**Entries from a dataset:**
◆ ◆ ◆

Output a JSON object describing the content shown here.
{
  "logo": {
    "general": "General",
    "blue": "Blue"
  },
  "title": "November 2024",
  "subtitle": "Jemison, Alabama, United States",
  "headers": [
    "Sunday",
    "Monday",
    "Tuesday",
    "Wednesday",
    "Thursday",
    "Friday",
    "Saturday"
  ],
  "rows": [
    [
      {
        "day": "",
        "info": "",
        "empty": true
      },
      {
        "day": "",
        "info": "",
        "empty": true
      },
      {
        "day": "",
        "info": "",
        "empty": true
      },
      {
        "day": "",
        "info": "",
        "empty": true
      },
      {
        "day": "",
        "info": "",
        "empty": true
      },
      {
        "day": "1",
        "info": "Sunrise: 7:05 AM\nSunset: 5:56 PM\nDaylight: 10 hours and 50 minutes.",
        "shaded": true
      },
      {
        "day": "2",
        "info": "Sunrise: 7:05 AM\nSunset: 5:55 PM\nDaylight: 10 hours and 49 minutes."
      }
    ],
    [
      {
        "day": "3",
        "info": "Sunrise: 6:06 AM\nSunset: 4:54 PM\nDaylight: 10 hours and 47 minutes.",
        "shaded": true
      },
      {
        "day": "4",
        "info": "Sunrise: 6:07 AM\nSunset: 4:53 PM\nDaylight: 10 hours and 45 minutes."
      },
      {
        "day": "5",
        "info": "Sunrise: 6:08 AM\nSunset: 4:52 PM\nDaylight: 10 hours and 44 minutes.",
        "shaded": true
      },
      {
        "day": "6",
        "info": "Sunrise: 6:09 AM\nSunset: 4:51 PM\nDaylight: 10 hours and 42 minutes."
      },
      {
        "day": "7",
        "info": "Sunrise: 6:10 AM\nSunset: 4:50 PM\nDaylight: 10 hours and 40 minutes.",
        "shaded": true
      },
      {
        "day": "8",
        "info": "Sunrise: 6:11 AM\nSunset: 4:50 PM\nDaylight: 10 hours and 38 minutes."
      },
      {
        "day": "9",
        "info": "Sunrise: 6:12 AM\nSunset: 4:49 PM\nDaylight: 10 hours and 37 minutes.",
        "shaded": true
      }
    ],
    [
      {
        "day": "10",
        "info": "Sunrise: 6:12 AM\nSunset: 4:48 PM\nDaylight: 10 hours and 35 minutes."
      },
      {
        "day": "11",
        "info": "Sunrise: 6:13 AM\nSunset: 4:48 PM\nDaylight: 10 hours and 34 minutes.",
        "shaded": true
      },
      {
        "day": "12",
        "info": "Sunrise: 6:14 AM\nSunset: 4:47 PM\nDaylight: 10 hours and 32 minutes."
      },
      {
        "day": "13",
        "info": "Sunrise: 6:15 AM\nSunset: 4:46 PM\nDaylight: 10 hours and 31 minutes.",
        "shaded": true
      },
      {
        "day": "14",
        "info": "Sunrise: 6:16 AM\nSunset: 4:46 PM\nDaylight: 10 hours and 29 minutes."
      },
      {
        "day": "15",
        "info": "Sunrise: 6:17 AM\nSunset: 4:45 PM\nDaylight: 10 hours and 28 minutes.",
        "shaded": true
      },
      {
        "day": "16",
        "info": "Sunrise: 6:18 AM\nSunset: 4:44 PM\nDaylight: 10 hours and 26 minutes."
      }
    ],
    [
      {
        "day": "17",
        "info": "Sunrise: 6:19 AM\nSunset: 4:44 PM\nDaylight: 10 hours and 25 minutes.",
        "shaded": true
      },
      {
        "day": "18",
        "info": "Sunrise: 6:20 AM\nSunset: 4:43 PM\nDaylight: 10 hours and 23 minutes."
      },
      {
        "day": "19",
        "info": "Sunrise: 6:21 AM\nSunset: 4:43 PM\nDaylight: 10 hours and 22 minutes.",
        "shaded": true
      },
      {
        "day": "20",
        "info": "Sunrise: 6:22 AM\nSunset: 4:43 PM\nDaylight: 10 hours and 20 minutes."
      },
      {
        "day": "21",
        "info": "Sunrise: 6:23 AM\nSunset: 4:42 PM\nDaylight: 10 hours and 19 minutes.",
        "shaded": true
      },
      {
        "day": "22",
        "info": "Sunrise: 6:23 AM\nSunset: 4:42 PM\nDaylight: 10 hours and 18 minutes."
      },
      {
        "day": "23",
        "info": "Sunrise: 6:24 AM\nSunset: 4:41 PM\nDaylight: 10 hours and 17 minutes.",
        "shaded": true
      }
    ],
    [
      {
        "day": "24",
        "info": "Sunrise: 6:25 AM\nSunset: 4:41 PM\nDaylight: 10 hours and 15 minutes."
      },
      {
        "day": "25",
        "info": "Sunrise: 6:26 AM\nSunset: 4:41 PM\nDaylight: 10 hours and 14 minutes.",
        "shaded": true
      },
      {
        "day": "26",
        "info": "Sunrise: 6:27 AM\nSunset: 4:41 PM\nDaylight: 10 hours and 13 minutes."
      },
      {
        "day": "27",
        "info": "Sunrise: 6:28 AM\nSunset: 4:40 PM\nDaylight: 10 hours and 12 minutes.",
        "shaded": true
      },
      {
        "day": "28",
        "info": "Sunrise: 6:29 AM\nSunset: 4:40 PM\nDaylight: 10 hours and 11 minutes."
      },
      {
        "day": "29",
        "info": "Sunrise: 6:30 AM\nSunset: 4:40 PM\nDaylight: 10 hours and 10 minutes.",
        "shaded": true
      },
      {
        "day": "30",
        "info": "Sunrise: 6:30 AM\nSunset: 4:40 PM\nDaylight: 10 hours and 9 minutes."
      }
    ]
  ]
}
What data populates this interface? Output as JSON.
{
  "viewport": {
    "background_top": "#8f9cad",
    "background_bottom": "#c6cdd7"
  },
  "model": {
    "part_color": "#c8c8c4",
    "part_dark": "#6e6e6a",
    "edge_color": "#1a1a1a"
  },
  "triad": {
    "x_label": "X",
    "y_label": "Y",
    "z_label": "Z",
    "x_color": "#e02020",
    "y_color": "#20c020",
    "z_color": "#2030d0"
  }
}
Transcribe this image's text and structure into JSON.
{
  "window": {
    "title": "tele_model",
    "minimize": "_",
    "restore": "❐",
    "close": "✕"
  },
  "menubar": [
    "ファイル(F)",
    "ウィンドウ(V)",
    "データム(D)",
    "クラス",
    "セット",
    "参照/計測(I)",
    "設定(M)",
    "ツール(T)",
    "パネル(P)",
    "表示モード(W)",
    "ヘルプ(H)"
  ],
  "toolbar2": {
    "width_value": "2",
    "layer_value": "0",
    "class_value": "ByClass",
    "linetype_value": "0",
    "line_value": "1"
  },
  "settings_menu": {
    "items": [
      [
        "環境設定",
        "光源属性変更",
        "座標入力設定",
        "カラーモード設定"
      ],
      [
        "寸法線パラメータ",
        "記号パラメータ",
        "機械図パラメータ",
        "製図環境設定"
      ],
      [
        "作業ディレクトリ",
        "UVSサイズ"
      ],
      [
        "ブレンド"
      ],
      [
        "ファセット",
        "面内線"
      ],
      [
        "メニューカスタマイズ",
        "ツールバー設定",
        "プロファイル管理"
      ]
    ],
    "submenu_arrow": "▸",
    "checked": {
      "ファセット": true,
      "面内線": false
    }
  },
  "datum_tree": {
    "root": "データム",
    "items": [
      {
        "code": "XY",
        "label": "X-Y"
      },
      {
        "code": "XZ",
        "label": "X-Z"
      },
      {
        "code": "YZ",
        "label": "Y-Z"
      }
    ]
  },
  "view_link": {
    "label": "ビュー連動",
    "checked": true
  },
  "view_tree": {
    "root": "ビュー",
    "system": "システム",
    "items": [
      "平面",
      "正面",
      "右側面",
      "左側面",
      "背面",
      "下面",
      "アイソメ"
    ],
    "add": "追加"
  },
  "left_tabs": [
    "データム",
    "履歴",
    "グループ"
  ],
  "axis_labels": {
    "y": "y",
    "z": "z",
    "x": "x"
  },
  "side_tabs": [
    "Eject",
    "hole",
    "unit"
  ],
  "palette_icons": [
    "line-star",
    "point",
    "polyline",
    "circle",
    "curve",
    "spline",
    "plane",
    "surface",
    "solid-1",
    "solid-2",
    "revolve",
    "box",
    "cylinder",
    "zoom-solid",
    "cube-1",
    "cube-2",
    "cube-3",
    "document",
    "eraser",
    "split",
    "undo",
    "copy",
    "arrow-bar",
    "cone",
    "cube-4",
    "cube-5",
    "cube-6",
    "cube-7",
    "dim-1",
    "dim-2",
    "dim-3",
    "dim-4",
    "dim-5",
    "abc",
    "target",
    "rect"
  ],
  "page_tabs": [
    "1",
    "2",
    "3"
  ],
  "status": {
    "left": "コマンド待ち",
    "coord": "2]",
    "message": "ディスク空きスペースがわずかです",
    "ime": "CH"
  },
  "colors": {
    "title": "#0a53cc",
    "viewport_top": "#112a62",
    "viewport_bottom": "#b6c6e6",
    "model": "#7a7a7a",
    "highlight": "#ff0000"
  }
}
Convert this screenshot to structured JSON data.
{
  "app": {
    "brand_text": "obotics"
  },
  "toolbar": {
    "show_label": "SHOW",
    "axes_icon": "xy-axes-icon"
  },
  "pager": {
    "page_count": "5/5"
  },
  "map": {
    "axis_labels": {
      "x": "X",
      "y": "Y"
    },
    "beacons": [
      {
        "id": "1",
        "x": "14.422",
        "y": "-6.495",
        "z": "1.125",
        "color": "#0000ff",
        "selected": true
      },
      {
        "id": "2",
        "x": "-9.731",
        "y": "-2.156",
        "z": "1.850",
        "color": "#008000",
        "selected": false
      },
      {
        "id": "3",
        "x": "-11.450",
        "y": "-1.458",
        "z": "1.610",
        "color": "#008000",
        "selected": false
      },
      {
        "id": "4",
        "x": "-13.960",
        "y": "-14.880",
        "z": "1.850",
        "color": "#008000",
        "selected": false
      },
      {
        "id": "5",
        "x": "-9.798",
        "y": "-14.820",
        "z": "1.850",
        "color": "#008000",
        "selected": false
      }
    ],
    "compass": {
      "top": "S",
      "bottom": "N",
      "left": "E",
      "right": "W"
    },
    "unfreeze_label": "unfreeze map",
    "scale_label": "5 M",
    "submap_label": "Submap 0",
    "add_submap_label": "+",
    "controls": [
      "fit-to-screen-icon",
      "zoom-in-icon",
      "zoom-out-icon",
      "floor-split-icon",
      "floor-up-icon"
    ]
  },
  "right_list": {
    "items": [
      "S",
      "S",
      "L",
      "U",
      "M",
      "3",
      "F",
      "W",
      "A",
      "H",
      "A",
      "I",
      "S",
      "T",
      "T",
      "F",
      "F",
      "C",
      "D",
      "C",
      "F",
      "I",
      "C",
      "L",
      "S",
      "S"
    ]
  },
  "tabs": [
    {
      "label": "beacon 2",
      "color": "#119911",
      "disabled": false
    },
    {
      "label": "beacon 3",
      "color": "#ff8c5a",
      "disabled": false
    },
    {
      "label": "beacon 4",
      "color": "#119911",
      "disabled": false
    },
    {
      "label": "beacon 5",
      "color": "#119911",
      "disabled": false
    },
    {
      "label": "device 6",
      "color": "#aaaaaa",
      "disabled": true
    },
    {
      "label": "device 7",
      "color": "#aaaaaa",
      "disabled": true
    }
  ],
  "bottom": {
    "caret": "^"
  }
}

◆ ◆ ◆

**WRITTEN PROBLEM:** Copy out every line from the material above in which the word "cube" appears.

**RESPONSE TO THE TASK:**
    "cube-1",
    "cube-2",
    "cube-3",
    "cube-4",
    "cube-5",
    "cube-6",
    "cube-7",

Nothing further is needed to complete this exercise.